[Collected data entries]
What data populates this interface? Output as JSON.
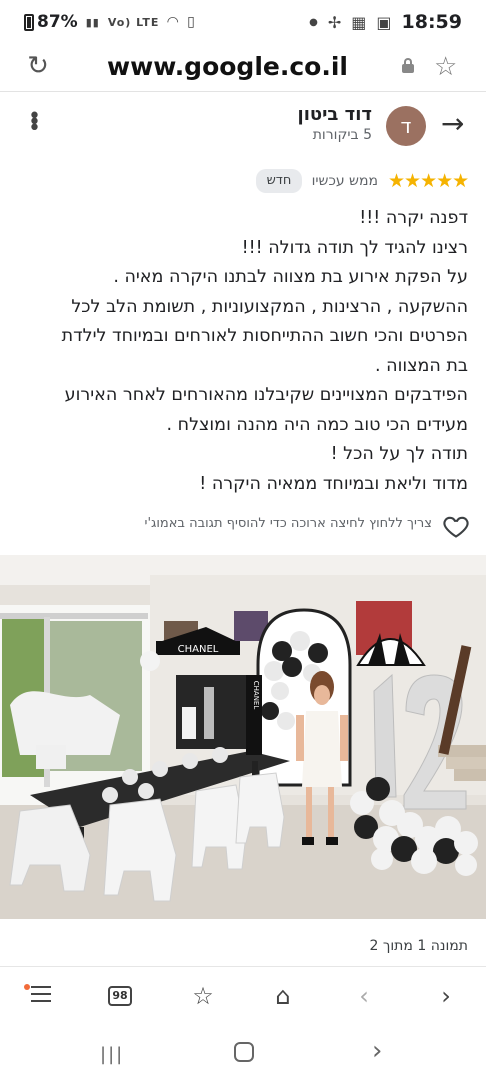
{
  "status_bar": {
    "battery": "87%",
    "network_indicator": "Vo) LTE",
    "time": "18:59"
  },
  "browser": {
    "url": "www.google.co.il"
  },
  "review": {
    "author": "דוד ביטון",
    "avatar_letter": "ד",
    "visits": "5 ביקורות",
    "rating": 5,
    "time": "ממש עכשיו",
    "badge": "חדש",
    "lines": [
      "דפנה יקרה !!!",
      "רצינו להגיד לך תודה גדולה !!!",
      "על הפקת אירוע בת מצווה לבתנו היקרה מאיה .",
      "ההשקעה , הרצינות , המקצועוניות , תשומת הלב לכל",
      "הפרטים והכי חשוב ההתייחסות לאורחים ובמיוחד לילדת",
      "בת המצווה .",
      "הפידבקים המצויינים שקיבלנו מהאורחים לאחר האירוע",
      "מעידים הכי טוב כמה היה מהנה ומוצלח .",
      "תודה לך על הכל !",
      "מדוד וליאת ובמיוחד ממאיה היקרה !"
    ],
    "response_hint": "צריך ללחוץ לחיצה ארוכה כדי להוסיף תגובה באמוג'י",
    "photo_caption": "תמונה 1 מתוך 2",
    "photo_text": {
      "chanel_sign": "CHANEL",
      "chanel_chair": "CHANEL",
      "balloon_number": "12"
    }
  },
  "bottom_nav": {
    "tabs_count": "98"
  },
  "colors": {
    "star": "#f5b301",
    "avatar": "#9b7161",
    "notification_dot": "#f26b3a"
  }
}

* * *

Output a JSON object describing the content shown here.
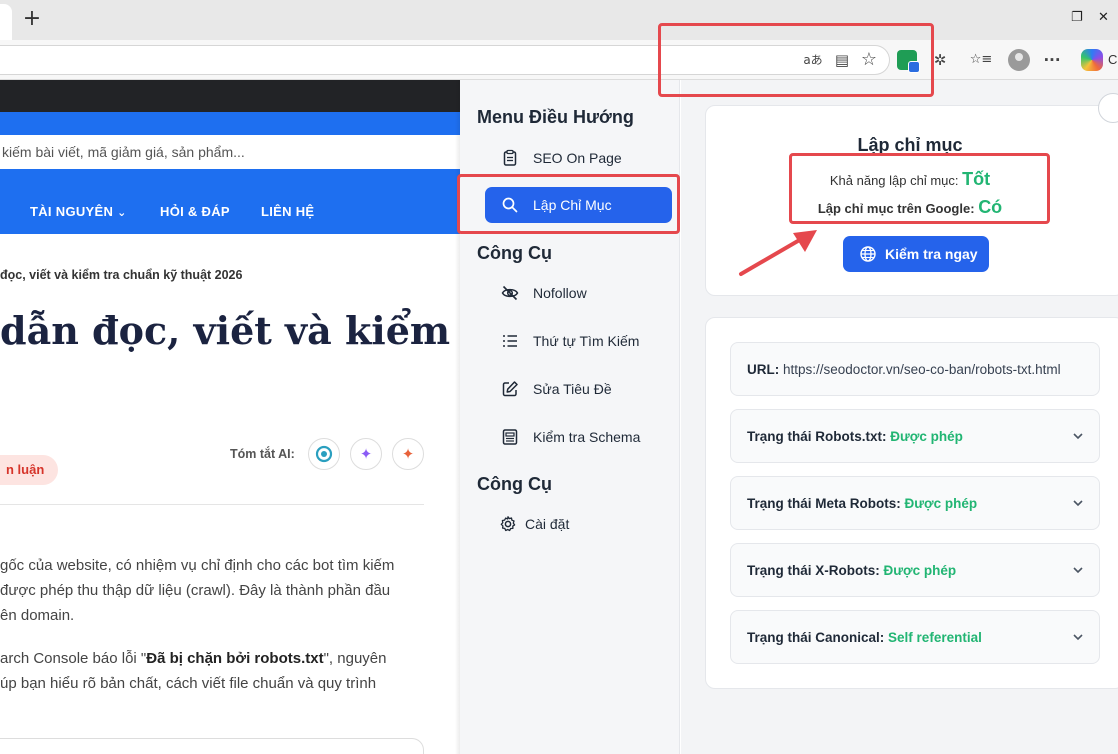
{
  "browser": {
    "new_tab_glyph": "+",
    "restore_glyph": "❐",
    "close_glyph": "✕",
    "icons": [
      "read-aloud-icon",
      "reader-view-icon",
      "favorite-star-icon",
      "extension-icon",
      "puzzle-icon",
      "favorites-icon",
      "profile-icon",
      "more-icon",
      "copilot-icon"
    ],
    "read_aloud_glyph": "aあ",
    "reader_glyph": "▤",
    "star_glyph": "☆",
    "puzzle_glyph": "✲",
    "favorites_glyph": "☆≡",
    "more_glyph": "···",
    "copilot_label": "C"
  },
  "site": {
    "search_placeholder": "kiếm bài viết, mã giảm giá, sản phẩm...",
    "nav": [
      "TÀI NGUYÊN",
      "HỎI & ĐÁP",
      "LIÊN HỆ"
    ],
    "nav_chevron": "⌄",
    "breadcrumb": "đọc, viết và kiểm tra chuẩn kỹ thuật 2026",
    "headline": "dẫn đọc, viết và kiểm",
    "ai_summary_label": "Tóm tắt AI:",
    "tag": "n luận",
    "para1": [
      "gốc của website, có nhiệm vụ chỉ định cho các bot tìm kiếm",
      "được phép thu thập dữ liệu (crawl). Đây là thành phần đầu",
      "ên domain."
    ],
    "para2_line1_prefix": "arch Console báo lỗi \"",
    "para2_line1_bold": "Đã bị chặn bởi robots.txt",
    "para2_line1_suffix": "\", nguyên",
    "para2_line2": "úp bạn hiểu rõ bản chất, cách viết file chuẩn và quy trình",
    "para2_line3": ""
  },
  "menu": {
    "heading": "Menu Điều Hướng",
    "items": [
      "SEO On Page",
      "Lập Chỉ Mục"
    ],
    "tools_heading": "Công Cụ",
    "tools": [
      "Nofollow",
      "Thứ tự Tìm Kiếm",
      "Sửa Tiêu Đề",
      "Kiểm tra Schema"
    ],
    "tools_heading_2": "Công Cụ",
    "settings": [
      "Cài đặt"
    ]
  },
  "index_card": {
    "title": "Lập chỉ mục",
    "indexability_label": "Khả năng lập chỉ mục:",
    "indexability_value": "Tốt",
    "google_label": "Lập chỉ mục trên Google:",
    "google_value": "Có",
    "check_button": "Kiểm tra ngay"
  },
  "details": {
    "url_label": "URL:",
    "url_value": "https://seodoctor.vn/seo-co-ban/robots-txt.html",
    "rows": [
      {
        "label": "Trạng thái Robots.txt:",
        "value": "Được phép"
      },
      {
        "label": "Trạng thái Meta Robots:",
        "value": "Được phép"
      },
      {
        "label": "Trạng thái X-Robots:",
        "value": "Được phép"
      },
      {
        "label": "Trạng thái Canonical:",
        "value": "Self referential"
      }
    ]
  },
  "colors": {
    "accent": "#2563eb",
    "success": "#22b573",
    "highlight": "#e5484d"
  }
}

■ **PROBLEM TO WORK ON**
Among the lines of the data above, count those holding "chuẩn" and state only the number.

■ **RESULT FOR THIS EXERCISE**
2